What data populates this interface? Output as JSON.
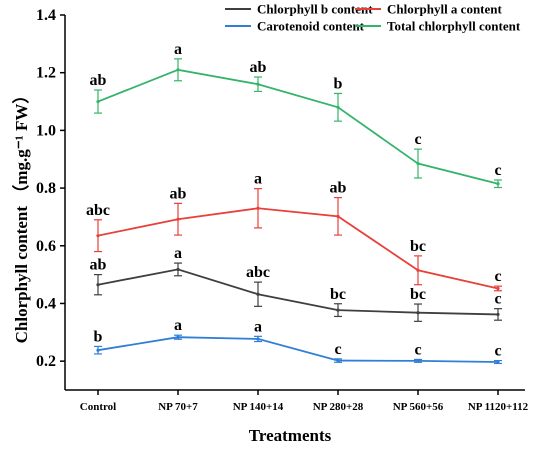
{
  "chart_data": {
    "type": "line",
    "xlabel": "Treatments",
    "ylabel": "Chlorphyll content （mg.g⁻¹ FW）",
    "ylim": [
      0.1,
      1.4
    ],
    "yticks": [
      "0.2",
      "0.4",
      "0.6",
      "0.8",
      "1.0",
      "1.2",
      "1.4"
    ],
    "categories": [
      "Control",
      "NP 70+7",
      "NP 140+14",
      "NP 280+28",
      "NP 560+56",
      "NP 1120+112"
    ],
    "legend_position": "top",
    "series": [
      {
        "name": "Chlorphyll b content",
        "color": "#3f3f3f",
        "values": [
          0.465,
          0.518,
          0.432,
          0.377,
          0.368,
          0.362
        ],
        "errors": [
          0.035,
          0.022,
          0.042,
          0.022,
          0.03,
          0.02
        ],
        "letters": [
          "ab",
          "a",
          "abc",
          "bc",
          "bc",
          "c"
        ]
      },
      {
        "name": "Chlorphyll a content",
        "color": "#e8403a",
        "values": [
          0.635,
          0.692,
          0.73,
          0.702,
          0.515,
          0.452
        ],
        "errors": [
          0.055,
          0.055,
          0.068,
          0.065,
          0.05,
          0.008
        ],
        "letters": [
          "abc",
          "ab",
          "a",
          "ab",
          "bc",
          "c"
        ]
      },
      {
        "name": "Carotenoid content",
        "color": "#2f7fd6",
        "values": [
          0.238,
          0.283,
          0.277,
          0.202,
          0.201,
          0.197
        ],
        "errors": [
          0.013,
          0.007,
          0.009,
          0.006,
          0.005,
          0.005
        ],
        "letters": [
          "b",
          "a",
          "a",
          "c",
          "c",
          "c"
        ]
      },
      {
        "name": "Total chlorphyll content",
        "color": "#36b36a",
        "values": [
          1.1,
          1.21,
          1.16,
          1.08,
          0.885,
          0.815
        ],
        "errors": [
          0.04,
          0.038,
          0.025,
          0.048,
          0.05,
          0.013
        ],
        "letters": [
          "ab",
          "a",
          "ab",
          "b",
          "c",
          "c"
        ]
      }
    ]
  }
}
^^^^^^^^
■ **What is being asked**:
Return all lines of the material above in which the word "name" occurs.

■ **Exercise output**:
        "name": "Chlorphyll b content",
        "name": "Chlorphyll a content",
        "name": "Carotenoid content",
        "name": "Total chlorphyll content",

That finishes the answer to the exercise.